#### [Stated task]
Find all the lines with "要求为牵引" and gather them.

** Start of Records for this task **

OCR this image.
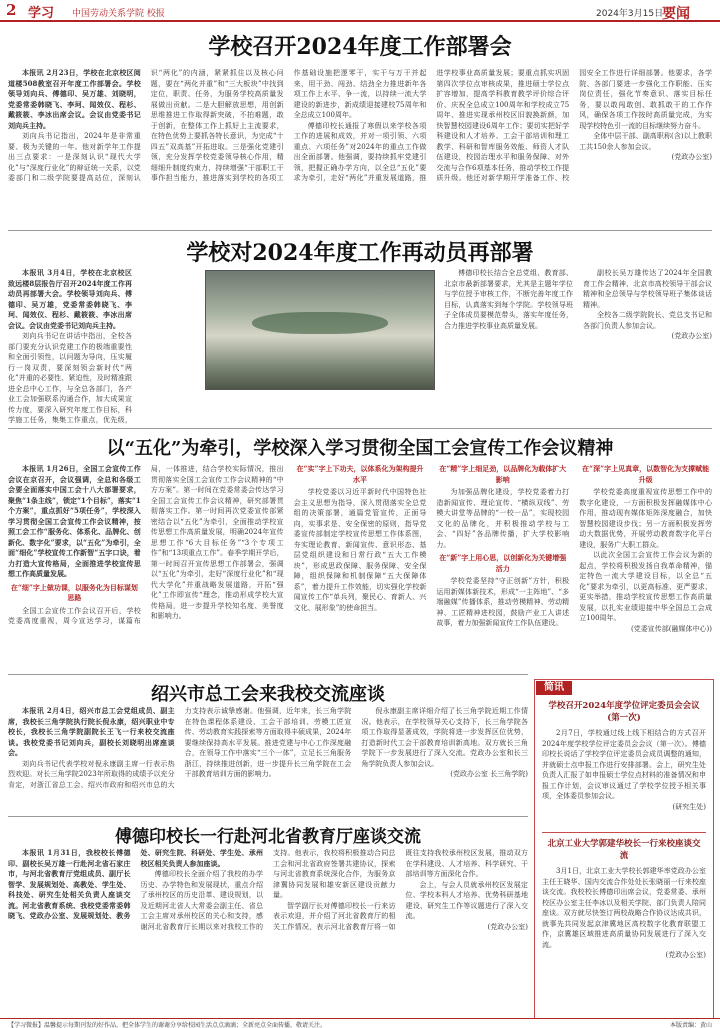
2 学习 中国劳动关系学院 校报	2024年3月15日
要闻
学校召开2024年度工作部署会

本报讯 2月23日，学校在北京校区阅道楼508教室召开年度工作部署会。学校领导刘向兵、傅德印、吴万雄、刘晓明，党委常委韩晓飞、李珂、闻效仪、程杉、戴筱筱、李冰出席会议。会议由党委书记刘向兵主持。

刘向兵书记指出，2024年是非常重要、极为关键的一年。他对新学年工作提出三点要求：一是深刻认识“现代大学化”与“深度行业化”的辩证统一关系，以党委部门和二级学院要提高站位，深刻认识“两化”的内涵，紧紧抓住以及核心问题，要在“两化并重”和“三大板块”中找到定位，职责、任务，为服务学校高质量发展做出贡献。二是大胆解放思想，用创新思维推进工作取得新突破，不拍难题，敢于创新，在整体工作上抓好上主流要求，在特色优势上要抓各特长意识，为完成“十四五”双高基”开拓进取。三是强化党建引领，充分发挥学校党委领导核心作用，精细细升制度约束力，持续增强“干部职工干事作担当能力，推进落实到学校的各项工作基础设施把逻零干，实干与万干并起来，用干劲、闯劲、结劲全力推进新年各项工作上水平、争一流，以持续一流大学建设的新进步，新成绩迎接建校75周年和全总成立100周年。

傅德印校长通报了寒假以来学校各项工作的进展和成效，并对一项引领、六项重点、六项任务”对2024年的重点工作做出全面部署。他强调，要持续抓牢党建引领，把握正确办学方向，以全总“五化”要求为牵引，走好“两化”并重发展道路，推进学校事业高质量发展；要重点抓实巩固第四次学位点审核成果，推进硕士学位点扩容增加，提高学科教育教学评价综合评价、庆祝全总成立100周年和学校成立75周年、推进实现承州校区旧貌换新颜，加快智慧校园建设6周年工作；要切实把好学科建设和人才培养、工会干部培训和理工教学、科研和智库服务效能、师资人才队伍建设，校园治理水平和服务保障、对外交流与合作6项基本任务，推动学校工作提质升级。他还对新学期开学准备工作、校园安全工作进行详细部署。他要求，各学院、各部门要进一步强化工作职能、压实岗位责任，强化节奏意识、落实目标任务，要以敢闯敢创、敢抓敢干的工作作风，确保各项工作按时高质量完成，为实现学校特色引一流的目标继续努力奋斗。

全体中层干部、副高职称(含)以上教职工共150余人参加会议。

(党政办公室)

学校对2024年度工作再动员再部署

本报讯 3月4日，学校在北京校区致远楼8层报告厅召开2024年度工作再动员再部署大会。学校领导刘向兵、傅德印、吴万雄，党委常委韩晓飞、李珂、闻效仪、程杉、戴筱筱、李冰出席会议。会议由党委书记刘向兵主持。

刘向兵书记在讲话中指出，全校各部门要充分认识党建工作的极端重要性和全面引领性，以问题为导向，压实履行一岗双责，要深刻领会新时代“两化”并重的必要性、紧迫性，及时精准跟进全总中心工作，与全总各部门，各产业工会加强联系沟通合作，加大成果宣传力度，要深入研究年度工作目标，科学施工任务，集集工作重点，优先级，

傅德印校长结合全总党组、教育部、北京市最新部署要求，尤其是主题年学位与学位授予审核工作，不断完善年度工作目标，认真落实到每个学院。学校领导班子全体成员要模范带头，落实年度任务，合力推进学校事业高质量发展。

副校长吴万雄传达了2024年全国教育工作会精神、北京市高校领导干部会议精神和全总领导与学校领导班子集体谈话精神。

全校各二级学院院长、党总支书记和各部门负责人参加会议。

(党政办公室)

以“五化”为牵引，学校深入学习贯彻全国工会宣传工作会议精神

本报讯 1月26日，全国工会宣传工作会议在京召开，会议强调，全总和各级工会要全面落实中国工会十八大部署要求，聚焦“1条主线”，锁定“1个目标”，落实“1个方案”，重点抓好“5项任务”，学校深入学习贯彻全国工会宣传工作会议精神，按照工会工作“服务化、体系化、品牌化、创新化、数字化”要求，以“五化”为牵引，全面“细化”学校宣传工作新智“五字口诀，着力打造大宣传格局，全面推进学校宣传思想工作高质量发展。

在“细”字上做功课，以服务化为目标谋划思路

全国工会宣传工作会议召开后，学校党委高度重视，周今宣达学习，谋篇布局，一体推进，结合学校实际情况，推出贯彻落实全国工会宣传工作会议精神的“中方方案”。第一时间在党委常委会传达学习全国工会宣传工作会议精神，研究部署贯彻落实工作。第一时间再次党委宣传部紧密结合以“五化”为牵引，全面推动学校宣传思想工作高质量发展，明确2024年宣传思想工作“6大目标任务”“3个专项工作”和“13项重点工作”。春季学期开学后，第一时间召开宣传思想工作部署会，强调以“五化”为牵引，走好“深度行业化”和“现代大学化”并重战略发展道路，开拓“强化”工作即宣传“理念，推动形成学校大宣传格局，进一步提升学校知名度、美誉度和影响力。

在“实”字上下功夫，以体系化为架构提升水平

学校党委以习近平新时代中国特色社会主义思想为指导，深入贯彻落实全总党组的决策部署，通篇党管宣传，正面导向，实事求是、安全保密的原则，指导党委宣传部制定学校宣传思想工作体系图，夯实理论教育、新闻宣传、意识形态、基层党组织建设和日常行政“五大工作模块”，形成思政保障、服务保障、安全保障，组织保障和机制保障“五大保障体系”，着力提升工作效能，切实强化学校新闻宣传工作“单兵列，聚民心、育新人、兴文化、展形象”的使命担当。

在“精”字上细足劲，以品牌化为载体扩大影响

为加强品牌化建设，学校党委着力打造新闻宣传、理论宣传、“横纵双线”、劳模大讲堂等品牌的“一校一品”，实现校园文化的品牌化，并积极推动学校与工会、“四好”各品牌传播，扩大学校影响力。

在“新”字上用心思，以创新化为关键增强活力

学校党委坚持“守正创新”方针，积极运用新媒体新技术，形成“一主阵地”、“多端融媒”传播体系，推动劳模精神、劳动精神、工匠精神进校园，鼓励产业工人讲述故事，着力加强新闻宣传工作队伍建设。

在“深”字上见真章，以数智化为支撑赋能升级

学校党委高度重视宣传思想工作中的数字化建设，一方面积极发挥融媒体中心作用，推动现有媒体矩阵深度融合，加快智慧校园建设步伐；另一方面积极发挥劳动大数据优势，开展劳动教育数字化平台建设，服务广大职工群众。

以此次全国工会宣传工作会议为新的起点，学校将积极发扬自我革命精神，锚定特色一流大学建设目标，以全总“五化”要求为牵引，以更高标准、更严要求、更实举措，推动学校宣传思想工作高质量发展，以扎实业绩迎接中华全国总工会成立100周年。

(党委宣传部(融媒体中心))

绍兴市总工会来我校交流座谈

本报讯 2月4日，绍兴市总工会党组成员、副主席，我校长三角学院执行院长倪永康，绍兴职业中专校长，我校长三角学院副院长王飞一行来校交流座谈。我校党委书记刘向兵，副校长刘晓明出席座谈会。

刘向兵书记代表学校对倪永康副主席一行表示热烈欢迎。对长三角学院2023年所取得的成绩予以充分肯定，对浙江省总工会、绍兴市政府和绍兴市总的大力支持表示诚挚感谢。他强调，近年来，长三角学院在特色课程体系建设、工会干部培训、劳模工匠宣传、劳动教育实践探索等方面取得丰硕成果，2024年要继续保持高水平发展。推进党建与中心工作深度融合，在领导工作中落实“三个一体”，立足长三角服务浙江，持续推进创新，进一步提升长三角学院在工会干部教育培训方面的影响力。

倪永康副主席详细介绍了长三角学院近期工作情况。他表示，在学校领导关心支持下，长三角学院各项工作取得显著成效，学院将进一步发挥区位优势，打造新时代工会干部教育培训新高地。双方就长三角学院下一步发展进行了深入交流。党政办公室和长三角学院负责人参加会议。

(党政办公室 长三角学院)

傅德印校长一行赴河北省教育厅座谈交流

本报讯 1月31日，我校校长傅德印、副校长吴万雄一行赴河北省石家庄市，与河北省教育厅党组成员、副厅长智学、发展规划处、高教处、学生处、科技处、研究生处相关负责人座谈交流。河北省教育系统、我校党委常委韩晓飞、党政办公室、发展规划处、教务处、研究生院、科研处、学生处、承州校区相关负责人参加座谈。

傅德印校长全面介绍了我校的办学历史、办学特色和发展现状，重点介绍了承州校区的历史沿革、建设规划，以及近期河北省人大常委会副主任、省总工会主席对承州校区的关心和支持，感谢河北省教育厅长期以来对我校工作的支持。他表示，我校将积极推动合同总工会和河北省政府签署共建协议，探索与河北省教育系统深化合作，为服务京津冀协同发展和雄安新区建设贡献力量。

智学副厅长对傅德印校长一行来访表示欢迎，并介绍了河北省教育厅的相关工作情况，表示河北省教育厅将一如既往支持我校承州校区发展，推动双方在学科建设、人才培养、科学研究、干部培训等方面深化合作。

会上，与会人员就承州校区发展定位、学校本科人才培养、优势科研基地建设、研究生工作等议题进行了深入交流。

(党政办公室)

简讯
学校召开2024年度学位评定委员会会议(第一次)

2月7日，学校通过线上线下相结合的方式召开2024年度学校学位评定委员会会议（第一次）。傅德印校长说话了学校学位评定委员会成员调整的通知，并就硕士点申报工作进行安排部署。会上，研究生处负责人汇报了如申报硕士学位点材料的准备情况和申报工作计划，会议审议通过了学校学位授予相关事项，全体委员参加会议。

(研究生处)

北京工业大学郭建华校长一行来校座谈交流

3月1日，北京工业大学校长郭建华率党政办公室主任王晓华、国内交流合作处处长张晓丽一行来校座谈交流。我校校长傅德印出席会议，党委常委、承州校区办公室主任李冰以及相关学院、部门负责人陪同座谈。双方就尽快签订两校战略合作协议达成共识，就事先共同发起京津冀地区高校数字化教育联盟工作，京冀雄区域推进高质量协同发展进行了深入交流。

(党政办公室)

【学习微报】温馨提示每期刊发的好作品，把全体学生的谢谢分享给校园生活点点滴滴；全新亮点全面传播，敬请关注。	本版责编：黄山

** End of Records for this task **
** Start of Records for this task **

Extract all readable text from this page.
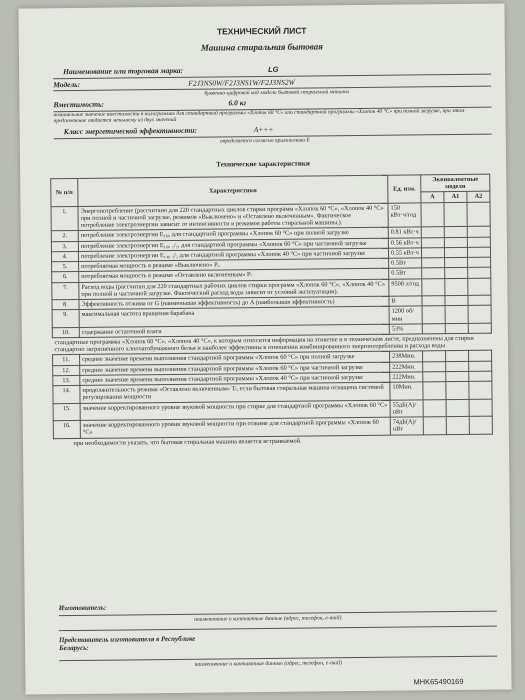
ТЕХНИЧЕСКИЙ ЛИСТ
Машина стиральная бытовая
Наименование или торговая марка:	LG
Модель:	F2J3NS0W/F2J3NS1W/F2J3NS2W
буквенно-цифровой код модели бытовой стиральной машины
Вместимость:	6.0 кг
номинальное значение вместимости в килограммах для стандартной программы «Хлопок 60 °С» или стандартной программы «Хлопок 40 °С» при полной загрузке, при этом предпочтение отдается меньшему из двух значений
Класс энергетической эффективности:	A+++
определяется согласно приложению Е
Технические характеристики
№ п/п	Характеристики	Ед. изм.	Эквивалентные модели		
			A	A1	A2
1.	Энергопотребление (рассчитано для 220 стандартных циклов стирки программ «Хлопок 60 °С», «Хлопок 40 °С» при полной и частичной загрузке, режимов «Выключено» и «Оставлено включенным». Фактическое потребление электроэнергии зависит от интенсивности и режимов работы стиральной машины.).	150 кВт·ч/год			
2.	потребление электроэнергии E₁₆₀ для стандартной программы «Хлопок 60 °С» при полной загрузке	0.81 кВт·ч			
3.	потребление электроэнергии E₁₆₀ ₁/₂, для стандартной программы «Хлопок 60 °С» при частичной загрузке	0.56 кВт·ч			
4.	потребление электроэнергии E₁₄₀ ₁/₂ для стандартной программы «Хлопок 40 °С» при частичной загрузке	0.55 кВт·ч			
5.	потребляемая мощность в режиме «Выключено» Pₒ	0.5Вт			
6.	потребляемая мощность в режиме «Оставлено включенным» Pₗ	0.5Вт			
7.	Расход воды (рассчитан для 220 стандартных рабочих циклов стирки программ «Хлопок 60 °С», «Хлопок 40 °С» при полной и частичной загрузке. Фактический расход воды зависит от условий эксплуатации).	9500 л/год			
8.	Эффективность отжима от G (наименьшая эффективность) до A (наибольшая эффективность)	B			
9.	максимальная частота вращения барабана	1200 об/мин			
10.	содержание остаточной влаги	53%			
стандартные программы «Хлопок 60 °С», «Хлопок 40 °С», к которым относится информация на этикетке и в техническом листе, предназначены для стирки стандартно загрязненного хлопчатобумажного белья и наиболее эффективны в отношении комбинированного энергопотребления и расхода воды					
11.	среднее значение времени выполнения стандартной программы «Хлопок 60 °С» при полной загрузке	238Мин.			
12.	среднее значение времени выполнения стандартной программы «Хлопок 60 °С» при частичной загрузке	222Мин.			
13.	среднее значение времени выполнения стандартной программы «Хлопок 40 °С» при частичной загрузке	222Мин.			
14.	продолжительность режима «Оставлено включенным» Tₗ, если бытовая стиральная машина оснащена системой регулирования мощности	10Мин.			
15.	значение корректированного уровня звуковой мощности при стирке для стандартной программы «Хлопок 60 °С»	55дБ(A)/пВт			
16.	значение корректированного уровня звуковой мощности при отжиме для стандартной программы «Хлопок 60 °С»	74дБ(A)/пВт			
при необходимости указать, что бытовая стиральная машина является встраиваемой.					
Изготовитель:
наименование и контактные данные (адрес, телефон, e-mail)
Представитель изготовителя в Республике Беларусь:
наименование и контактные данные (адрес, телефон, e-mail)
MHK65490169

** End of Records for this task **
** Start of Records for this task **

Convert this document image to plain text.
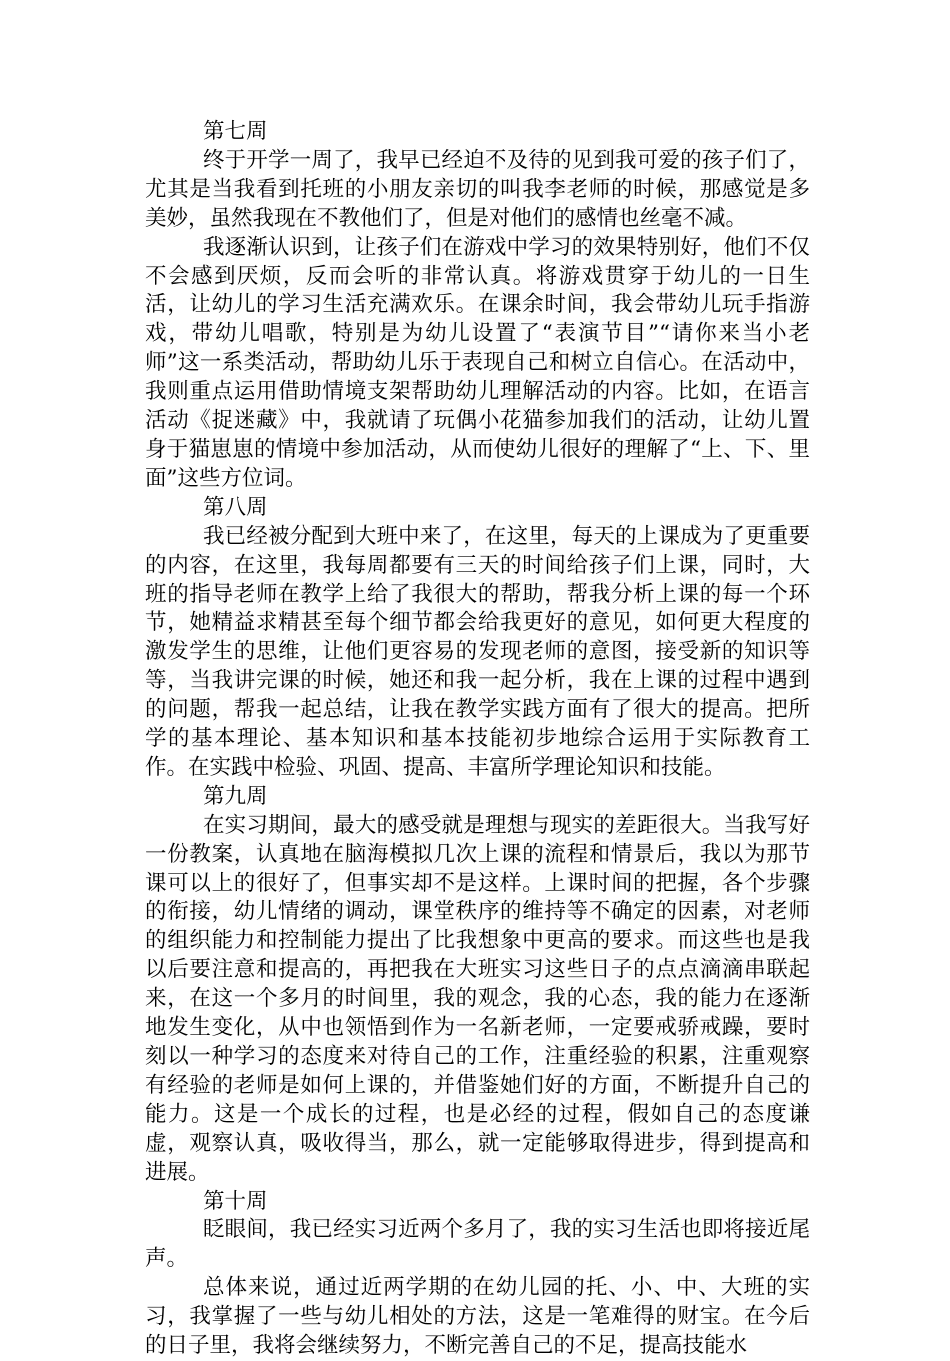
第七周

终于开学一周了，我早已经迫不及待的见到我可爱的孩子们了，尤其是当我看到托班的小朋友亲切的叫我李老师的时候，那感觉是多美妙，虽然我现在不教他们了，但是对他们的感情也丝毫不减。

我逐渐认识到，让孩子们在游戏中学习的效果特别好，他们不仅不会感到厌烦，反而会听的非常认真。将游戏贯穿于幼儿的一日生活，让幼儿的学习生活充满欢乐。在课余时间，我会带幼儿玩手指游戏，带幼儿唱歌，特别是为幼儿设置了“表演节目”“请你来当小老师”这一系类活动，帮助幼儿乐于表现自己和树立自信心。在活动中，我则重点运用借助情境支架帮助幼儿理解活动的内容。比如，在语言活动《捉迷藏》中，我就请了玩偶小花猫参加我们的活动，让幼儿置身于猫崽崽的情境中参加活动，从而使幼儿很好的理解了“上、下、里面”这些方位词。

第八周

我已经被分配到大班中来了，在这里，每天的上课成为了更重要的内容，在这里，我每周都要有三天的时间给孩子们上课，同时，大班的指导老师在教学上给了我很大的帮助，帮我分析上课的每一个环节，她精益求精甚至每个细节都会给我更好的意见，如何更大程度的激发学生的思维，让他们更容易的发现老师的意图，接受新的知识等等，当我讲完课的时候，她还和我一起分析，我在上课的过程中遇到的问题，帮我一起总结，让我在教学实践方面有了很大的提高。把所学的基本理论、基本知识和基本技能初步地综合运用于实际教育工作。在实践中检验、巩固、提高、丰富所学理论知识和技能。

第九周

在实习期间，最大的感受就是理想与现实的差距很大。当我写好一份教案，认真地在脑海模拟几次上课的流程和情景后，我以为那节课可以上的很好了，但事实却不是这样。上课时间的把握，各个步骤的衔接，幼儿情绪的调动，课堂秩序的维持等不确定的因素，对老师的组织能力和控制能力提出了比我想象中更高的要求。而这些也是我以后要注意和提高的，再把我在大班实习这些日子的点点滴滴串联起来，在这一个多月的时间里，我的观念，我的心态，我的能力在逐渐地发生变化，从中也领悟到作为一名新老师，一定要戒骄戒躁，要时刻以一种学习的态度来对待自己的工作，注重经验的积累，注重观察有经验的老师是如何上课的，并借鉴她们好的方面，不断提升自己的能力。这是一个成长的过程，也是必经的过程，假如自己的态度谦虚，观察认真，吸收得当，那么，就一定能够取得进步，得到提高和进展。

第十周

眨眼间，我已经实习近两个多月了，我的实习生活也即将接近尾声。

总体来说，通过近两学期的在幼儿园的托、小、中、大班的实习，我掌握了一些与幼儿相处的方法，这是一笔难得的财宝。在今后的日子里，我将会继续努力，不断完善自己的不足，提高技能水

** End of Records for this task **

#### [Exercise result]
傅德印校长通报了寒假以来学校各项工作的进展和成效，并对一项引领、六项重点、六项任务”对2024年的重点工作做出全面部署。他强调，要持续抓牢党建引领，把握正确办学方向，以全总“五化”要求为牵引，走好“两化”并重发展道路，推进学校事业高质量发展；要重点抓实巩固第四次学位点审核成果，推进硕士学位点扩容增加，提高学科教育教学评价综合评价、庆祝全总成立100周年和学校成立75周年、推进实现承州校区旧貌换新颜，加快智慧校园建设6周年工作；要切实把好学科建设和人才培养、工会干部培训和理工教学、科研和智库服务效能、师资人才队伍建设，校园治理水平和服务保障、对外交流与合作6项基本任务，推动学校工作提质升级。他还对新学期开学准备工作、校园安全工作进行详细部署。他要求，各学院、各部门要进一步强化工作职能、压实岗位责任，强化节奏意识、落实目标任务，要以敢闯敢创、敢抓敢干的工作作风，确保各项工作按时高质量完成，为实现学校特色引一流的目标继续努力奋斗。
以此次全国工会宣传工作会议为新的起点，学校将积极发扬自我革命精神，锚定特色一流大学建设目标，以全总“五化”要求为牵引，以更高标准、更严要求、更实举措，推动学校宣传思想工作高质量发展，以扎实业绩迎接中华全国总工会成立100周年。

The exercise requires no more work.